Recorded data
|---|

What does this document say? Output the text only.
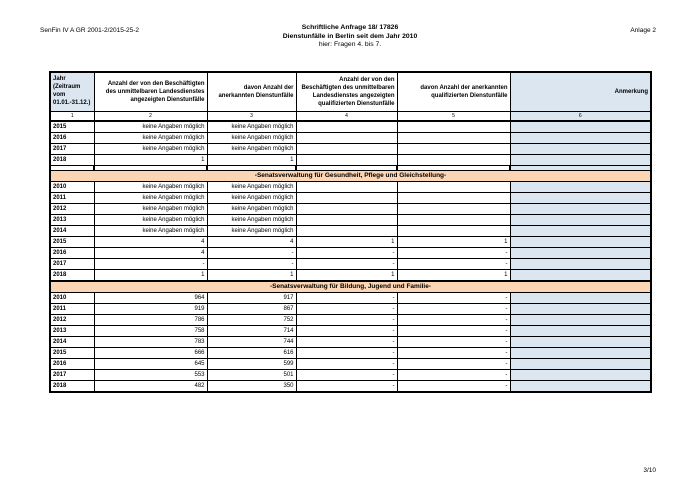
SenFin IV A GR 2001-2/2015-25-2	Schriftliche Anfrage 18/ 17826
Dienstunfälle in Berlin seit dem Jahr 2010
hier: Fragen 4. bis 7.
Anlage 2
Jahr (Zeitraum vom 01.01.-31.12.)	Anzahl der von den Beschäftigten des unmittelbaren Landesdienstes angezeigten Dienstunfälle	davon Anzahl der anerkannten Dienstunfälle	Anzahl der von den Beschäftigten des unmittelbaren Landesdienstes angezeigten qualifizierten Dienstunfälle	davon Anzahl der anerkannten qualifizierten Dienstunfälle	Anmerkung
1	2	3	4	5	6
2015	keine Angaben möglich	keine Angaben möglich			
2016	keine Angaben möglich	keine Angaben möglich			
2017	keine Angaben möglich	keine Angaben möglich			
2018	1	1			

-Senatsverwaltung für Gesundheit, Pflege und Gleichstellung-					
2010	keine Angaben möglich	keine Angaben möglich			
2011	keine Angaben möglich	keine Angaben möglich			
2012	keine Angaben möglich	keine Angaben möglich			
2013	keine Angaben möglich	keine Angaben möglich			
2014	keine Angaben möglich	keine Angaben möglich			
2015	4	4	1	1	
2016	4	-	-	-	
2017	-	-	-	-	
2018	1	1	1	1	
-Senatsverwaltung für Bildung, Jugend und Familie-					
2010	964	917	-	-	
2011	919	867	-	-	
2012	786	752	-	-	
2013	758	714	-	-	
2014	783	744	-	-	
2015	666	616	-	-	
2016	645	599	-	-	
2017	553	501	-	-	
2018	482	350	-	-	
3/10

|---|

» **WHAT TO DO**
Give every record again exactly, apart from the pictures, which stay out.

» **THE SOLUTION**
What does this document say? Output the text only.
SenFin IV A GR 2001-2/2015-25-2	Schriftliche Anfrage 18/ 17826
Dienstunfälle in Berlin seit dem Jahr 2010
hier: Fragen 4. bis 7.
Anlage 2
Jahr (Zeitraum vom 01.01.-31.12.)	Anzahl der von den Beschäftigten des unmittelbaren Landesdienstes angezeigten Dienstunfälle	davon Anzahl der anerkannten Dienstunfälle	Anzahl der von den Beschäftigten des unmittelbaren Landesdienstes angezeigten qualifizierten Dienstunfälle	davon Anzahl der anerkannten qualifizierten Dienstunfälle	Anmerkung
1	2	3	4	5	6
2015	keine Angaben möglich	keine Angaben möglich			
2016	keine Angaben möglich	keine Angaben möglich			
2017	keine Angaben möglich	keine Angaben möglich			
2018	1	1			

-Senatsverwaltung für Gesundheit, Pflege und Gleichstellung-					
2010	keine Angaben möglich	keine Angaben möglich			
2011	keine Angaben möglich	keine Angaben möglich			
2012	keine Angaben möglich	keine Angaben möglich			
2013	keine Angaben möglich	keine Angaben möglich			
2014	keine Angaben möglich	keine Angaben möglich			
2015	4	4	1	1	
2016	4	-	-	-	
2017	-	-	-	-	
2018	1	1	1	1	
-Senatsverwaltung für Bildung, Jugend und Familie-					
2010	964	917	-	-	
2011	919	867	-	-	
2012	786	752	-	-	
2013	758	714	-	-	
2014	783	744	-	-	
2015	666	616	-	-	
2016	645	599	-	-	
2017	553	501	-	-	
2018	482	350	-	-	
3/10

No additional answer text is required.